Texte fourni:
SÉRIE SNOW RED

ou En attendant la vie de château...

SNOW RED ou En attendant la vie de château…

La forme que prend mon installation répond à l’exposition « Au Rivau, il était une fois la vie de château », tout en tenant à distance une illustration littérale du thème.

Axée sur l’instant suspendu qui précède cette vie castrale dans les contes, particulièrement dans celui  de Blanche neige et les sept nains, ma proposition s’inscrit en décalage avec le récit convenu Wall Disneyen.

Ce qui m’intéresse dans ce conte s’attache à la transformation, à ses étapes cycliques qui ne cessent de déjouer la mort par des phases de résurrections, celle de l’enfance pré-pubère, puis celle de l’individualité durant lesquelles le temps et les états sont suspendus, en latence.

Par ses rites de passage initiatique, d’un état en un autre,  la vieillesse irrévocable pour la marâtre, la découverte d’un état d’affection pour les nains asexués, l’âge adulte pour la jeune fille, ce conte fait écho aux éléments qui fondent mon travail : transformation de la matière par le feu; présence-absence ; contraste entre matière brute et matière opalescente, retournement de stéréotypes.

Les formes données aux personnages et aux objets procèdent de ces transformations, ici métaphoriques et empreintes d’humour.

Ainsi en est-il :

-           Des nains, brutalement modelés dans une terre à grès rugueuse, figés dans leurs entités multiples et uniques. Personnages chthoniens, passeurs de l’ombre à la lumière, ils surgissent des mines diamantaires.

-           Du cercle sylvestre, enceinte menaçante et néanmoins protectrice de troncs et branches calcinés sur lesquels trônent les nains. Succédané de la forêt, lieu de terreur et de confusion.

-           De Blanche Neige, justement absente de l’installation, mais qui  hante néanmoins un reliquaire de verre dans lequel repose une pomme de porcelaine. Fruit défendu du péché originel dans la Genèse, elle est ici  pomme d’amour, friandise de fête foraine, mais aussi symbole du désir.

Mise en suspension léthargique dans l’attente d’une délivrance qui précède la vie au château, l’héroïne est néanmoins prête à bondir sur des sabots de biche d’une féminité qui se profile.

Données brutes:
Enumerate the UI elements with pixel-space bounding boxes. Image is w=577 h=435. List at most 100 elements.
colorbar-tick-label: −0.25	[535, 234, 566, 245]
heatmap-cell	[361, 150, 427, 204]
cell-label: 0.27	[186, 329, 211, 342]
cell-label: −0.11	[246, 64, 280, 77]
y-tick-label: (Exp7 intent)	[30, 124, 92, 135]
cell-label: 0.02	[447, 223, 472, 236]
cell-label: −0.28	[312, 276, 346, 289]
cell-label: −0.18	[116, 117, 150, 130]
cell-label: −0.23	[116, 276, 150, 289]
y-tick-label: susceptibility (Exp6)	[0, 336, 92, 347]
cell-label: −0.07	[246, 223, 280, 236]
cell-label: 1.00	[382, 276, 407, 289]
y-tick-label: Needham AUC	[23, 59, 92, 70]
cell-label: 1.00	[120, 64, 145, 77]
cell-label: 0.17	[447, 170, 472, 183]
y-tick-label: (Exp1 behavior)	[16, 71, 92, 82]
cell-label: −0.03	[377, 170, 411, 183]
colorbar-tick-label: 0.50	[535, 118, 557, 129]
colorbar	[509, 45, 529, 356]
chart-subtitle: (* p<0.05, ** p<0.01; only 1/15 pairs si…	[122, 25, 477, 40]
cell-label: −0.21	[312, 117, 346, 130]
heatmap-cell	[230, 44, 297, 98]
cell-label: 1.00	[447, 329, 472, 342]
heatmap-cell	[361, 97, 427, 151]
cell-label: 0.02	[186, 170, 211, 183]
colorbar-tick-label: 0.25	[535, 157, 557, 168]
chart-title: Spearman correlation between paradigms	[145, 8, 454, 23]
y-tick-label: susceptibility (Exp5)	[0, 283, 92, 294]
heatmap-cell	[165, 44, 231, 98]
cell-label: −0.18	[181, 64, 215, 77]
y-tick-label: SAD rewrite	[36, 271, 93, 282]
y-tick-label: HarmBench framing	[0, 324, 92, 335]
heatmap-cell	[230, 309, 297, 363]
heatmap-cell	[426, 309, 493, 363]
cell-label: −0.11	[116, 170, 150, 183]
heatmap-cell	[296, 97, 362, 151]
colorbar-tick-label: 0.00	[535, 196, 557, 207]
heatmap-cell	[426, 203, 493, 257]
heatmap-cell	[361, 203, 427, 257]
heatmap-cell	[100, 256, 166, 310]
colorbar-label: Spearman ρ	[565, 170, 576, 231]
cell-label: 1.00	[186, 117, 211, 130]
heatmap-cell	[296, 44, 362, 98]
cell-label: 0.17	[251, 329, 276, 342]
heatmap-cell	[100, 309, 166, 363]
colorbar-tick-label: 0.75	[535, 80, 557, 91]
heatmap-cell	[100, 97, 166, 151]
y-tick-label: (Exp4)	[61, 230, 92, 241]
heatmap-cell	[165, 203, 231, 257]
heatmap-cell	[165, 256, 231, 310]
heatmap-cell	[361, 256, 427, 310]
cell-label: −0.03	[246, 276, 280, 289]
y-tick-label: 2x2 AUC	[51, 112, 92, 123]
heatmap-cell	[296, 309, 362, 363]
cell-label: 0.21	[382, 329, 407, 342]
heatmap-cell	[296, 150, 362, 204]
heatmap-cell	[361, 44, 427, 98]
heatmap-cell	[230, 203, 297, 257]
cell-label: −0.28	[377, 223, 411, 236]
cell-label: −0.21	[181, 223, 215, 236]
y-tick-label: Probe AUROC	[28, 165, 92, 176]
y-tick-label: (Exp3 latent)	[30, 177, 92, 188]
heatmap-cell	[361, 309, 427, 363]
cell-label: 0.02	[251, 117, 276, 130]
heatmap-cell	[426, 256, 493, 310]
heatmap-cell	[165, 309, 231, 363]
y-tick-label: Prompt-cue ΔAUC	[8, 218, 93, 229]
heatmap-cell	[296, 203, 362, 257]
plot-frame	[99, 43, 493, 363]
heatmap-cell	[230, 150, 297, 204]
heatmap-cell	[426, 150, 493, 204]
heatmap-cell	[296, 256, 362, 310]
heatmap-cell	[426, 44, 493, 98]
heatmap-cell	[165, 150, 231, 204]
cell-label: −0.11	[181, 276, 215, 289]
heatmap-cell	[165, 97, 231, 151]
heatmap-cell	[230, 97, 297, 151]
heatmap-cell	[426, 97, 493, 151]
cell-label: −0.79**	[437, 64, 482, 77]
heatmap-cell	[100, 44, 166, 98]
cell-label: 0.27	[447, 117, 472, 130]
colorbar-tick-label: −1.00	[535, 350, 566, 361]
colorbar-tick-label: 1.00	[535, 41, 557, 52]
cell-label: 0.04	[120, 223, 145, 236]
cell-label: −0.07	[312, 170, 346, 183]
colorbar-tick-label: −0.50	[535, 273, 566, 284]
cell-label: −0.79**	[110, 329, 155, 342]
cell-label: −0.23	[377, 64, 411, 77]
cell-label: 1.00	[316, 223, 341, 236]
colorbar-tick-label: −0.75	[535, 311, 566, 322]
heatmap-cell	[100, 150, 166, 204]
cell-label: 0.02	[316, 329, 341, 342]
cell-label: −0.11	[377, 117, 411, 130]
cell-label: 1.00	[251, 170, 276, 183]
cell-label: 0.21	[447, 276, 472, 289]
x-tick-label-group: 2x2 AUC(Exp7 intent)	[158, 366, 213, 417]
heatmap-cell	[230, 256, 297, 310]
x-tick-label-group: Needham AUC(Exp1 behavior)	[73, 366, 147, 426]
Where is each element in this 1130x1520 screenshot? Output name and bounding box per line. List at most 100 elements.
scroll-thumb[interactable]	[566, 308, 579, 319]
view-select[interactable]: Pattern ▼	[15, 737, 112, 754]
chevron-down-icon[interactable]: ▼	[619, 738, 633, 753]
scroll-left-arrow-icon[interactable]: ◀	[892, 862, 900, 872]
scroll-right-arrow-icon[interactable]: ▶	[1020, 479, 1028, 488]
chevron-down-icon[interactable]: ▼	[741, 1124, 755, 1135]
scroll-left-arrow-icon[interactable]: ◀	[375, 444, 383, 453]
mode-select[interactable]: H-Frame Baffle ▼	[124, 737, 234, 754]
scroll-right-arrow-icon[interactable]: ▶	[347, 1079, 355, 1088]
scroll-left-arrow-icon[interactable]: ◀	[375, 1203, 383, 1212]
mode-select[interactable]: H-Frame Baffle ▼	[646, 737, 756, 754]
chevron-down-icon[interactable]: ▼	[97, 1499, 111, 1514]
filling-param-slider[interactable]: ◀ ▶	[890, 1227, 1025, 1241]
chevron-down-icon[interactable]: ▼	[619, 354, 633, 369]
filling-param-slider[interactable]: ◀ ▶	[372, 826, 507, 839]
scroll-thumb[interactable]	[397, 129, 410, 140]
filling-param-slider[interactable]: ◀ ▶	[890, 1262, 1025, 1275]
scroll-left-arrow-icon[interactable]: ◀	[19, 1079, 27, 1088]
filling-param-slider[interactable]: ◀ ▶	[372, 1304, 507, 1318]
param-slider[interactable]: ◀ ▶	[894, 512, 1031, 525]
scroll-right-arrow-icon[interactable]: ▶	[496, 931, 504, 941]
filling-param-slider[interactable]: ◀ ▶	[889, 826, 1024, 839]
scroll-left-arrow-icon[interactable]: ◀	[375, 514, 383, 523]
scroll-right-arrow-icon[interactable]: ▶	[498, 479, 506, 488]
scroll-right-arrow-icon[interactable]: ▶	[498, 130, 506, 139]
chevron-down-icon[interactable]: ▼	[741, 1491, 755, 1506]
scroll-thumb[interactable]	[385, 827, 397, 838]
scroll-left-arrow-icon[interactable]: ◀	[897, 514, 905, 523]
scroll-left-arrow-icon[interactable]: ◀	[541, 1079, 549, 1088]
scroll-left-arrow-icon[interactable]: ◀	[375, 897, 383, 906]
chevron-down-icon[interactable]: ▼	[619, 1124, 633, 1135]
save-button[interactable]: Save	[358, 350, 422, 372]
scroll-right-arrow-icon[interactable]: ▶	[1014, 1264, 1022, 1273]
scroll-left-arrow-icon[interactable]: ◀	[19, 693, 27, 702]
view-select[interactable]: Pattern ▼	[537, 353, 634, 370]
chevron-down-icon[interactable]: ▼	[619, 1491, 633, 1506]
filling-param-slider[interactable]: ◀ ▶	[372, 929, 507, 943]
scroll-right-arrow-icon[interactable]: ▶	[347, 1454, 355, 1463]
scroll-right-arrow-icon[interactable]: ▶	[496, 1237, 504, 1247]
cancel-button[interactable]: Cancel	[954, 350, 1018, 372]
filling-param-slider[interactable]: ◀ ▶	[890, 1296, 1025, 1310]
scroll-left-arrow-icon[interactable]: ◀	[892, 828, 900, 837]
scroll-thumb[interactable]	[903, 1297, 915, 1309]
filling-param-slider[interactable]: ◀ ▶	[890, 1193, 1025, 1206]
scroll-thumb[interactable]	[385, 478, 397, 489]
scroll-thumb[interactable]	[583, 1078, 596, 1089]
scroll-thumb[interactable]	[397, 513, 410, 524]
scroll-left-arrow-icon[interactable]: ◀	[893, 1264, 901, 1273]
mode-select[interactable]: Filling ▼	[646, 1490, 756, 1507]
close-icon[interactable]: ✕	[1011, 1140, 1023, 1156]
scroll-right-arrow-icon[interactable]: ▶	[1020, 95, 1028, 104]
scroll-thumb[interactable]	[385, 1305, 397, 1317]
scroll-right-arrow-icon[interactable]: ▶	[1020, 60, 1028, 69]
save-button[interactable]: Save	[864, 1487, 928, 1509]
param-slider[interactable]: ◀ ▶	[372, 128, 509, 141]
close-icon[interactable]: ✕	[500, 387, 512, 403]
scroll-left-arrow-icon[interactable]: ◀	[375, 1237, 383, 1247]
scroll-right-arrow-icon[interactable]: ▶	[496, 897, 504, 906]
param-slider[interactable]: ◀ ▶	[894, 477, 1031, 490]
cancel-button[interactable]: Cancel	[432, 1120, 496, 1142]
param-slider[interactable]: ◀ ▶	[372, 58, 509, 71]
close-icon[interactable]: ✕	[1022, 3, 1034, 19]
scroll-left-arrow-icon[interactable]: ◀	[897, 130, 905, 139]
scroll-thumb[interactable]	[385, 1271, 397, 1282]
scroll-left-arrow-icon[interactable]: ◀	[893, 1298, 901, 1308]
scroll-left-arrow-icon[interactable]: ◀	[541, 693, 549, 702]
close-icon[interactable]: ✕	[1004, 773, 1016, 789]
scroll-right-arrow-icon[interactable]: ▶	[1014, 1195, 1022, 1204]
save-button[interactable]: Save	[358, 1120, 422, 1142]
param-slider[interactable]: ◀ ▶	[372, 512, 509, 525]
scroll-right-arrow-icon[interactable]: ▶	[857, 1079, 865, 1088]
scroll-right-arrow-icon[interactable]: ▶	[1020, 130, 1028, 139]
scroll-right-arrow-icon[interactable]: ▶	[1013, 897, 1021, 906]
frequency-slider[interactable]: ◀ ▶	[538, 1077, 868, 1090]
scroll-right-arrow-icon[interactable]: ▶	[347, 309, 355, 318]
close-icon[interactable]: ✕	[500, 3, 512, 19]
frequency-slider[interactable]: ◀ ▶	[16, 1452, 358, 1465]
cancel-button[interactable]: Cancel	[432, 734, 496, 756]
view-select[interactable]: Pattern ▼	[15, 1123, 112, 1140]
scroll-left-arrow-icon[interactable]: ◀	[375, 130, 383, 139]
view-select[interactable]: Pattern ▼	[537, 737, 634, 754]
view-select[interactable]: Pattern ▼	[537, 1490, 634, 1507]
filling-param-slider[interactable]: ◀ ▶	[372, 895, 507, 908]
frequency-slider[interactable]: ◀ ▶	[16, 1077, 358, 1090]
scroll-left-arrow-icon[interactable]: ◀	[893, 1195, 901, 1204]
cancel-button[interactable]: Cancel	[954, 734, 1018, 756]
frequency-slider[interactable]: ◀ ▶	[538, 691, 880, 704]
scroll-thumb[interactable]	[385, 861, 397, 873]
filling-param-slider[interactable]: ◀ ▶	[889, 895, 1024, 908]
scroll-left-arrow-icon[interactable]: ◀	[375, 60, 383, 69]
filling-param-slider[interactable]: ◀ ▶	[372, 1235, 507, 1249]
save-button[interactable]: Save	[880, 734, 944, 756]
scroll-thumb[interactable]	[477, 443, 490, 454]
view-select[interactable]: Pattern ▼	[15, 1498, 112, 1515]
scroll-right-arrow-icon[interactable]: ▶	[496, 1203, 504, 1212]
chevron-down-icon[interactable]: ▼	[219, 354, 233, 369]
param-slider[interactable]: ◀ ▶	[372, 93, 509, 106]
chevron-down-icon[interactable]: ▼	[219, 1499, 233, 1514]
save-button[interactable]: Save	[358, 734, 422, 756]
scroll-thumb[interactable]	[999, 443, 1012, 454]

Liste des tâches:
**a)** Recopiez, s'il vous plaît, le passage du texte fourni qui commence par "SÉRIE SNOW RED" et se termine par "suspendus, en latence.".
**b)** D'après le texte fourni, que contient le reliquaire de verre ?
Les lignes ne sont pas nécessaires pour ce travail.

Résultats par tâche:
**a)**
SÉRIE SNOW RED

ou En attendant la vie de château...

SNOW RED ou En attendant la vie de château…

La forme que prend mon installation répond à l’exposition « Au Rivau, il était une fois la vie de château », tout en tenant à distance une illustration littérale du thème.

Axée sur l’instant suspendu qui précède cette vie castrale dans les contes, particulièrement dans celui  de Blanche neige et les sept nains, ma proposition s’inscrit en décalage avec le récit convenu Wall Disneyen.

Ce qui m’intéresse dans ce conte s’attache à la transformation, à ses étapes cycliques qui ne cessent de déjouer la mort par des phases de résurrections, celle de l’enfance pré-pubère, puis celle de l’individualité durant lesquelles le temps et les états sont suspendus, en latence.

**b)** Une pomme de porcelaine.